● **Task to carry out**: Pull out each line of the data that includes the word "JSON".

● **Dataset excerpts**:
----------

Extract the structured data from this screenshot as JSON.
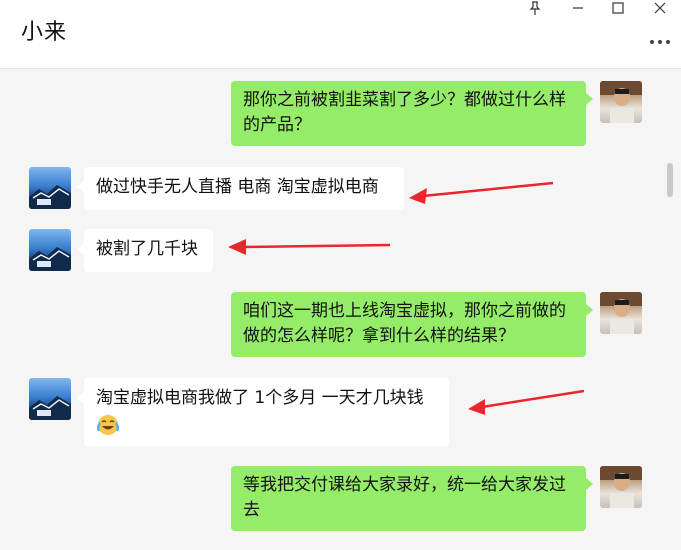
{
  "header": {
    "title": "小来"
  },
  "messages": [
    {
      "side": "self",
      "lines": [
        "那你之前被割韭菜割了多少？都做过什么样",
        "的产品？"
      ]
    },
    {
      "side": "other",
      "text": "做过快手无人直播 电商  淘宝虚拟电商"
    },
    {
      "side": "other",
      "text": "被割了几千块"
    },
    {
      "side": "self",
      "lines": [
        "咱们这一期也上线淘宝虚拟，那你之前做的",
        "做的怎么样呢？拿到什么样的结果？"
      ]
    },
    {
      "side": "other",
      "line1": "淘宝虚拟电商我做了 1个多月  一天才几块钱"
    },
    {
      "side": "self",
      "lines": [
        "等我把交付课给大家录好，统一给大家发过",
        "去"
      ]
    }
  ],
  "icons": {
    "pin": "pin-icon",
    "minimize": "minimize-icon",
    "maximize": "maximize-icon",
    "close": "close-icon",
    "more": "more-icon",
    "emoji": "crying-laughing-emoji"
  },
  "colors": {
    "self_bubble": "#95ec69",
    "other_bubble": "#ffffff",
    "chat_bg": "#f5f5f5",
    "annotation_arrow": "#e8262b"
  }
}
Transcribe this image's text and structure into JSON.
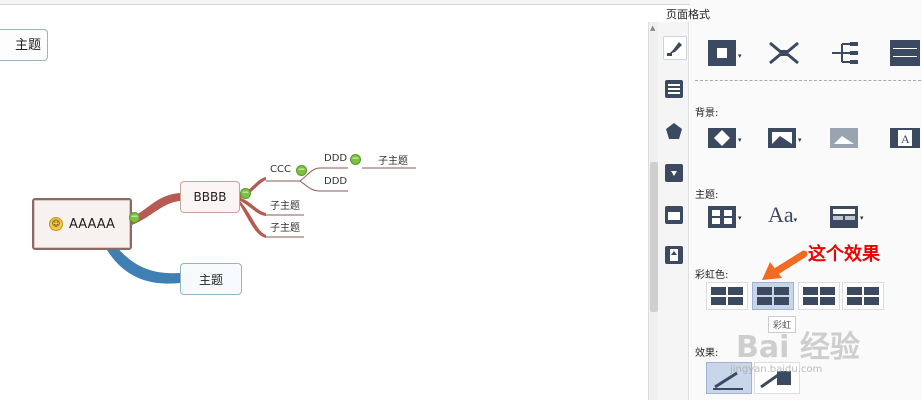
{
  "panel": {
    "title": "页面格式",
    "background_label": "背景:",
    "theme_label": "主题:",
    "rainbow_label": "彩虹色:",
    "effect_label": "效果:",
    "theme_font_glyph": "Aa",
    "rainbow_tooltip": "彩虹"
  },
  "annotation": {
    "callout": "这个效果",
    "arrow_color": "#f26b21"
  },
  "watermark": {
    "text": "Bai 经验",
    "url": "jingyan.baidu.com"
  },
  "mindmap": {
    "floating_topic": "主题",
    "central": "AAAAA",
    "branch1": "BBBB",
    "branch2": "主题",
    "ccc": "CCC",
    "ddd1": "DDD",
    "ddd2": "DDD",
    "sub_ddd": "子主题",
    "sub1": "子主题",
    "sub2": "子主题"
  },
  "colors": {
    "branch_red": "#b65a52",
    "branch_blue": "#3f7fb3",
    "icon_dark": "#3c4a61",
    "selected_bg": "#c9d6ea"
  }
}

----------

● **Result of this task**:
Extract the structured data from this screenshot as JSON.
Transcribe this image's text and structure into JSON.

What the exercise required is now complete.